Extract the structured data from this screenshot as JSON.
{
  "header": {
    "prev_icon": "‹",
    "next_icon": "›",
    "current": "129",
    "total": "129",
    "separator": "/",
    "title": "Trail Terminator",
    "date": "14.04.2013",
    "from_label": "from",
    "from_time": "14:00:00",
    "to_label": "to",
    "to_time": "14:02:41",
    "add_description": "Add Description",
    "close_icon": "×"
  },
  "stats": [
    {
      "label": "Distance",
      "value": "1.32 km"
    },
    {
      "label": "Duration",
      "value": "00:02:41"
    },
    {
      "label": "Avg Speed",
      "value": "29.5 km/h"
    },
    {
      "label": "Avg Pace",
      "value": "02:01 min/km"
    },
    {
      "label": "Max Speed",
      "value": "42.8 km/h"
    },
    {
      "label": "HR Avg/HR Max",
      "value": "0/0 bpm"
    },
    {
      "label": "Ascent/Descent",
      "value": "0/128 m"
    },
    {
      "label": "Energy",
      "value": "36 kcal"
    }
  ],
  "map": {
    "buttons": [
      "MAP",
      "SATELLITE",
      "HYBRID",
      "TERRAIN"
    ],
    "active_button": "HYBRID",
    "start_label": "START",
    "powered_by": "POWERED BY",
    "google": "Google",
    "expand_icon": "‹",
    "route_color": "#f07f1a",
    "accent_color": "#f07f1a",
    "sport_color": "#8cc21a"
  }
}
=====
--- PROBLEM ---
Would you reproduce the material above in full, exactly as given?

--- RESPONSE ---
Extract the structured data from this screenshot as JSON.
{
  "header": {
    "prev_icon": "‹",
    "next_icon": "›",
    "current": "129",
    "total": "129",
    "separator": "/",
    "title": "Trail Terminator",
    "date": "14.04.2013",
    "from_label": "from",
    "from_time": "14:00:00",
    "to_label": "to",
    "to_time": "14:02:41",
    "add_description": "Add Description",
    "close_icon": "×"
  },
  "stats": [
    {
      "label": "Distance",
      "value": "1.32 km"
    },
    {
      "label": "Duration",
      "value": "00:02:41"
    },
    {
      "label": "Avg Speed",
      "value": "29.5 km/h"
    },
    {
      "label": "Avg Pace",
      "value": "02:01 min/km"
    },
    {
      "label": "Max Speed",
      "value": "42.8 km/h"
    },
    {
      "label": "HR Avg/HR Max",
      "value": "0/0 bpm"
    },
    {
      "label": "Ascent/Descent",
      "value": "0/128 m"
    },
    {
      "label": "Energy",
      "value": "36 kcal"
    }
  ],
  "map": {
    "buttons": [
      "MAP",
      "SATELLITE",
      "HYBRID",
      "TERRAIN"
    ],
    "active_button": "HYBRID",
    "start_label": "START",
    "powered_by": "POWERED BY",
    "google": "Google",
    "expand_icon": "‹",
    "route_color": "#f07f1a",
    "accent_color": "#f07f1a",
    "sport_color": "#8cc21a"
  }
}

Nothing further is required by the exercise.